▶ [Task brief]:
Without changing a character, return the entries, but not the images they hold.

** Start Material shown **

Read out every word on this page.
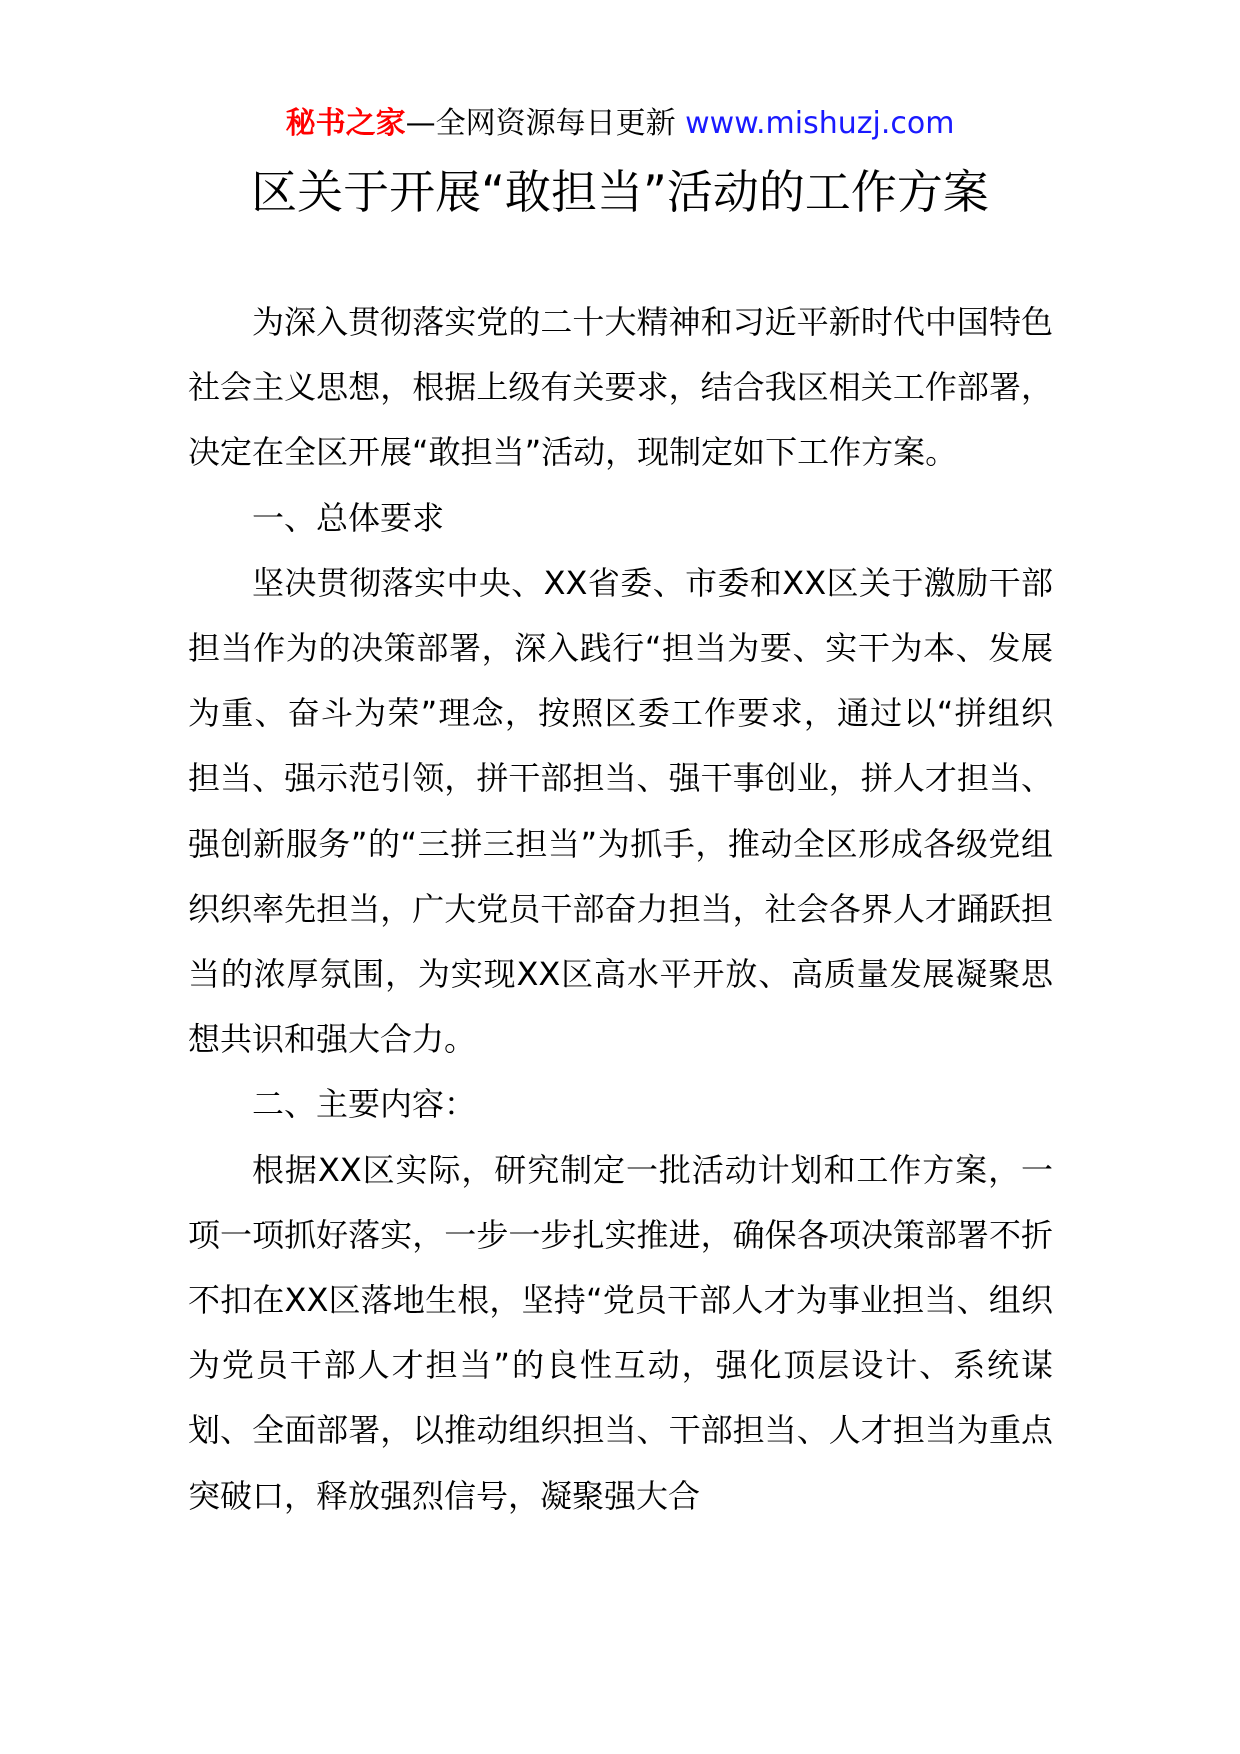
秘书之家—全网资源每日更新 www.mishuzj.com
区关于开展“敢担当”活动的工作方案

为深入贯彻落实党的二十大精神和习近平新时代中国特色社会主义思想，根据上级有关要求，结合我区相关工作部署，决定在全区开展“敢担当”活动，现制定如下工作方案。

一、总体要求

坚决贯彻落实中央、XX省委、市委和XX区关于激励干部担当作为的决策部署，深入践行“担当为要、实干为本、发展为重、奋斗为荣”理念，按照区委工作要求，通过以“拼组织担当、强示范引领，拼干部担当、强干事创业，拼人才担当、强创新服务”的“三拼三担当”为抓手，推动全区形成各级党组织织率先担当，广大党员干部奋力担当，社会各界人才踊跃担当的浓厚氛围，为实现XX区高水平开放、高质量发展凝聚思想共识和强大合力。

二、主要内容：

根据XX区实际，研究制定一批活动计划和工作方案，一项一项抓好落实，一步一步扎实推进，确保各项决策部署不折不扣在XX区落地生根，坚持“党员干部人才为事业担当、组织为党员干部人才担当”的良性互动，强化顶层设计、系统谋划、全面部署，以推动组织担当、干部担当、人才担当为重点突破口，释放强烈信号，凝聚强大合
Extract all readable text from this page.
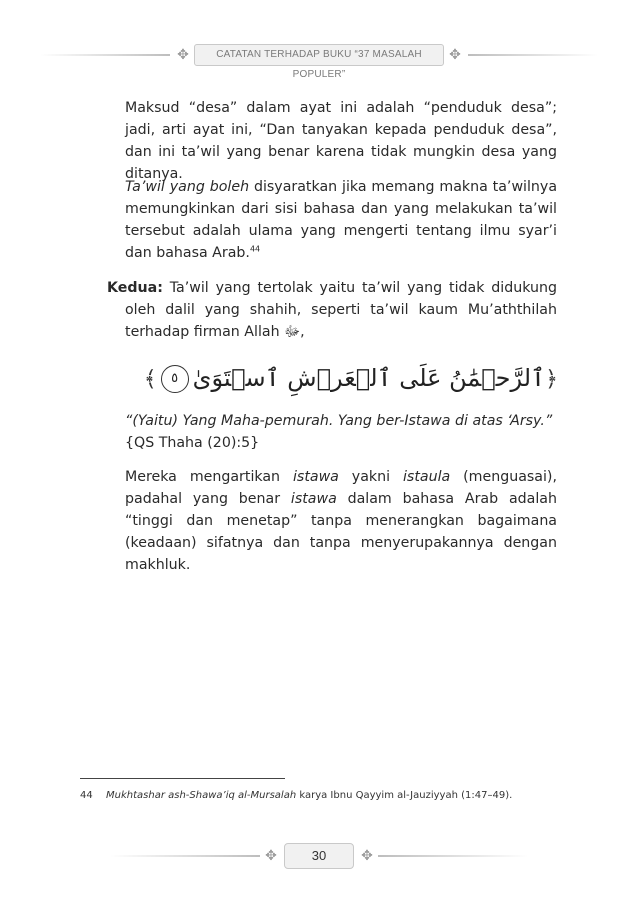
✥	CATATAN TERHADAP BUKU “37 MASALAH POPULER”
✥

Maksud “desa” dalam ayat ini adalah “penduduk desa”; jadi, arti ayat ini, “Dan tanyakan kepada penduduk desa”, dan ini ta’wil yang benar karena tidak mungkin desa yang ditanya.

Ta’wil yang boleh disyaratkan jika memang makna ta’wilnya memungkinkan dari sisi bahasa dan yang melakukan ta’wil tersebut adalah ulama yang mengerti tentang ilmu syar’i dan bahasa Arab.$^{44}$

Kedua: Ta’wil yang tertolak yaitu ta’wil yang tidak didukung oleh dalil yang shahih, seperti ta’wil kaum Mu’aththilah terhadap firman Allah ﷻ,

﴿ٱلرَّحۡمَٰنُ عَلَى ٱلۡعَرۡشِ ٱسۡتَوَىٰ٥﴾

“(Yaitu) Yang Maha-pemurah. Yang ber-Istawa di atas ‘Arsy.”

{QS Thaha (20):5}

Mereka mengartikan istawa yakni istaula (menguasai), padahal yang benar istawa dalam bahasa Arab adalah “tinggi dan menetap” tanpa menerangkan bagaimana (keadaan) sifatnya dan tanpa menyerupakannya dengan makhluk.

44 Mukhtashar ash-Shawa’iq al-Mursalah karya Ibnu Qayyim al-Jauziyyah (1:47–49).
✥	30	✥
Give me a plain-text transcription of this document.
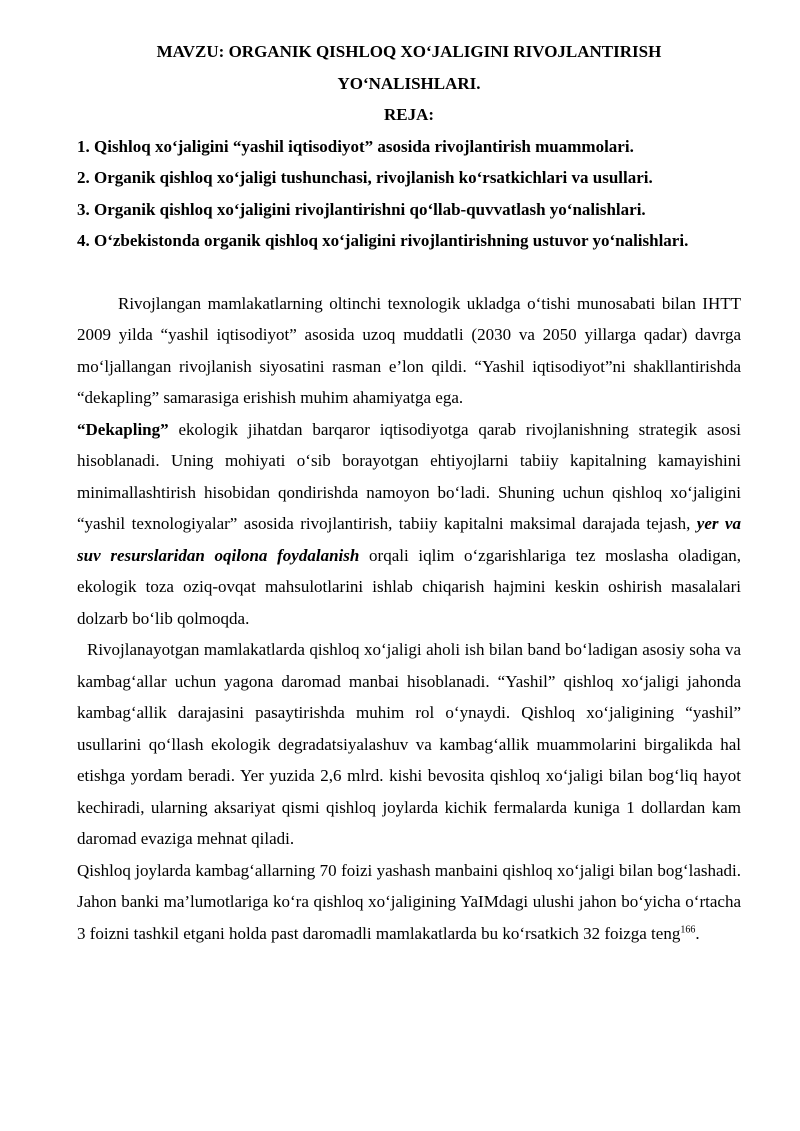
MAVZU: ORGANIK QISHLOQ XO‘JALIGINI RIVOJLANTIRISH

YO‘NALISHLARI.

REJA:

1. Qishloq xo‘jaligini “yashil iqtisodiyot” asosida rivojlantirish muammolari.

2. Organik qishloq xo‘jaligi tushunchasi, rivojlanish ko‘rsatkichlari va usullari.

3. Organik qishloq xo‘jaligini rivojlantirishni qo‘llab-quvvatlash yo‘nalishlari.

4. O‘zbekistonda organik qishloq xo‘jaligini rivojlantirishning ustuvor yo‘nalishlari.

Rivojlangan mamlakatlarning oltinchi texnologik ukladga o‘tishi munosabati bilan IHTT 2009 yilda “yashil iqtisodiyot” asosida uzoq muddatli (2030 va 2050 yillarga qadar) davrga mo‘ljallangan rivojlanish siyosatini rasman e’lon qildi. “Yashil iqtisodiyot”ni shakllantirishda “dekapling” samarasiga erishish muhim ahamiyatga ega.

“Dekapling” ekologik jihatdan barqaror iqtisodiyotga qarab rivojlanishning strategik asosi hisoblanadi. Uning mohiyati o‘sib borayotgan ehtiyojlarni tabiiy kapitalning kamayishini minimallashtirish hisobidan qondirishda namoyon bo‘ladi. Shuning uchun qishloq xo‘jaligini “yashil texnologiyalar” asosida rivojlantirish, tabiiy kapitalni maksimal darajada tejash, yer va suv resurslaridan oqilona foydalanish orqali iqlim o‘zgarishlariga tez moslasha oladigan, ekologik toza oziq-ovqat mahsulotlarini ishlab chiqarish hajmini keskin oshirish masalalari dolzarb bo‘lib qolmoqda.

Rivojlanayotgan mamlakatlarda qishloq xo‘jaligi aholi ish bilan band bo‘ladigan asosiy soha va kambag‘allar uchun yagona daromad manbai hisoblanadi. “Yashil” qishloq xo‘jaligi jahonda kambag‘allik darajasini pasaytirishda muhim rol o‘ynaydi. Qishloq xo‘jaligining “yashil” usullarini qo‘llash ekologik degradatsiyalashuv va kambag‘allik muammolarini birgalikda hal etishga yordam beradi. Yer yuzida 2,6 mlrd. kishi bevosita qishloq xo‘jaligi bilan bog‘liq hayot kechiradi, ularning aksariyat qismi qishloq joylarda kichik fermalarda kuniga 1 dollardan kam daromad evaziga mehnat qiladi.

Qishloq joylarda kambag‘allarning 70 foizi yashash manbaini qishloq xo‘jaligi bilan bog‘lashadi. Jahon banki ma’lumotlariga ko‘ra qishloq xo‘jaligining YaIMdagi ulushi jahon bo‘yicha o‘rtacha 3 foizni tashkil etgani holda past daromadli mamlakatlarda bu ko‘rsatkich 32 foizga teng$^{166}$.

** End Material shown **

▶ [Answer to this exercise]:
Read out every word on this page.
秘书之家—全网资源每日更新 www.mishuzj.com
区关于开展“敢担当”活动的工作方案

为深入贯彻落实党的二十大精神和习近平新时代中国特色社会主义思想，根据上级有关要求，结合我区相关工作部署，决定在全区开展“敢担当”活动，现制定如下工作方案。

一、总体要求

坚决贯彻落实中央、XX省委、市委和XX区关于激励干部担当作为的决策部署，深入践行“担当为要、实干为本、发展为重、奋斗为荣”理念，按照区委工作要求，通过以“拼组织担当、强示范引领，拼干部担当、强干事创业，拼人才担当、强创新服务”的“三拼三担当”为抓手，推动全区形成各级党组织织率先担当，广大党员干部奋力担当，社会各界人才踊跃担当的浓厚氛围，为实现XX区高水平开放、高质量发展凝聚思想共识和强大合力。

二、主要内容：

根据XX区实际，研究制定一批活动计划和工作方案，一项一项抓好落实，一步一步扎实推进，确保各项决策部署不折不扣在XX区落地生根，坚持“党员干部人才为事业担当、组织为党员干部人才担当”的良性互动，强化顶层设计、系统谋划、全面部署，以推动组织担当、干部担当、人才担当为重点突破口，释放强烈信号，凝聚强大合
Extract all readable text from this page.
✥	CATATAN TERHADAP BUKU “37 MASALAH POPULER”
✥

Maksud “desa” dalam ayat ini adalah “penduduk desa”; jadi, arti ayat ini, “Dan tanyakan kepada penduduk desa”, dan ini ta’wil yang benar karena tidak mungkin desa yang ditanya.

Ta’wil yang boleh disyaratkan jika memang makna ta’wilnya memungkinkan dari sisi bahasa dan yang melakukan ta’wil tersebut adalah ulama yang mengerti tentang ilmu syar’i dan bahasa Arab.$^{44}$

Kedua: Ta’wil yang tertolak yaitu ta’wil yang tidak didukung oleh dalil yang shahih, seperti ta’wil kaum Mu’aththilah terhadap firman Allah ﷻ,

﴿ٱلرَّحۡمَٰنُ عَلَى ٱلۡعَرۡشِ ٱسۡتَوَىٰ٥﴾

“(Yaitu) Yang Maha-pemurah. Yang ber-Istawa di atas ‘Arsy.”

{QS Thaha (20):5}

Mereka mengartikan istawa yakni istaula (menguasai), padahal yang benar istawa dalam bahasa Arab adalah “tinggi dan menetap” tanpa menerangkan bagaimana (keadaan) sifatnya dan tanpa menyerupakannya dengan makhluk.

44 Mukhtashar ash-Shawa’iq al-Mursalah karya Ibnu Qayyim al-Jauziyyah (1:47–49).
✥	30	✥
Give me a plain-text transcription of this document.
MAVZU: ORGANIK QISHLOQ XO‘JALIGINI RIVOJLANTIRISH

YO‘NALISHLARI.

REJA:

1. Qishloq xo‘jaligini “yashil iqtisodiyot” asosida rivojlantirish muammolari.

2. Organik qishloq xo‘jaligi tushunchasi, rivojlanish ko‘rsatkichlari va usullari.

3. Organik qishloq xo‘jaligini rivojlantirishni qo‘llab-quvvatlash yo‘nalishlari.

4. O‘zbekistonda organik qishloq xo‘jaligini rivojlantirishning ustuvor yo‘nalishlari.

Rivojlangan mamlakatlarning oltinchi texnologik ukladga o‘tishi munosabati bilan IHTT 2009 yilda “yashil iqtisodiyot” asosida uzoq muddatli (2030 va 2050 yillarga qadar) davrga mo‘ljallangan rivojlanish siyosatini rasman e’lon qildi. “Yashil iqtisodiyot”ni shakllantirishda “dekapling” samarasiga erishish muhim ahamiyatga ega.

“Dekapling” ekologik jihatdan barqaror iqtisodiyotga qarab rivojlanishning strategik asosi hisoblanadi. Uning mohiyati o‘sib borayotgan ehtiyojlarni tabiiy kapitalning kamayishini minimallashtirish hisobidan qondirishda namoyon bo‘ladi. Shuning uchun qishloq xo‘jaligini “yashil texnologiyalar” asosida rivojlantirish, tabiiy kapitalni maksimal darajada tejash, yer va suv resurslaridan oqilona foydalanish orqali iqlim o‘zgarishlariga tez moslasha oladigan, ekologik toza oziq-ovqat mahsulotlarini ishlab chiqarish hajmini keskin oshirish masalalari dolzarb bo‘lib qolmoqda.

Rivojlanayotgan mamlakatlarda qishloq xo‘jaligi aholi ish bilan band bo‘ladigan asosiy soha va kambag‘allar uchun yagona daromad manbai hisoblanadi. “Yashil” qishloq xo‘jaligi jahonda kambag‘allik darajasini pasaytirishda muhim rol o‘ynaydi. Qishloq xo‘jaligining “yashil” usullarini qo‘llash ekologik degradatsiyalashuv va kambag‘allik muammolarini birgalikda hal etishga yordam beradi. Yer yuzida 2,6 mlrd. kishi bevosita qishloq xo‘jaligi bilan bog‘liq hayot kechiradi, ularning aksariyat qismi qishloq joylarda kichik fermalarda kuniga 1 dollardan kam daromad evaziga mehnat qiladi.

Qishloq joylarda kambag‘allarning 70 foizi yashash manbaini qishloq xo‘jaligi bilan bog‘lashadi. Jahon banki ma’lumotlariga ko‘ra qishloq xo‘jaligining YaIMdagi ulushi jahon bo‘yicha o‘rtacha 3 foizni tashkil etgani holda past daromadli mamlakatlarda bu ko‘rsatkich 32 foizga teng$^{166}$.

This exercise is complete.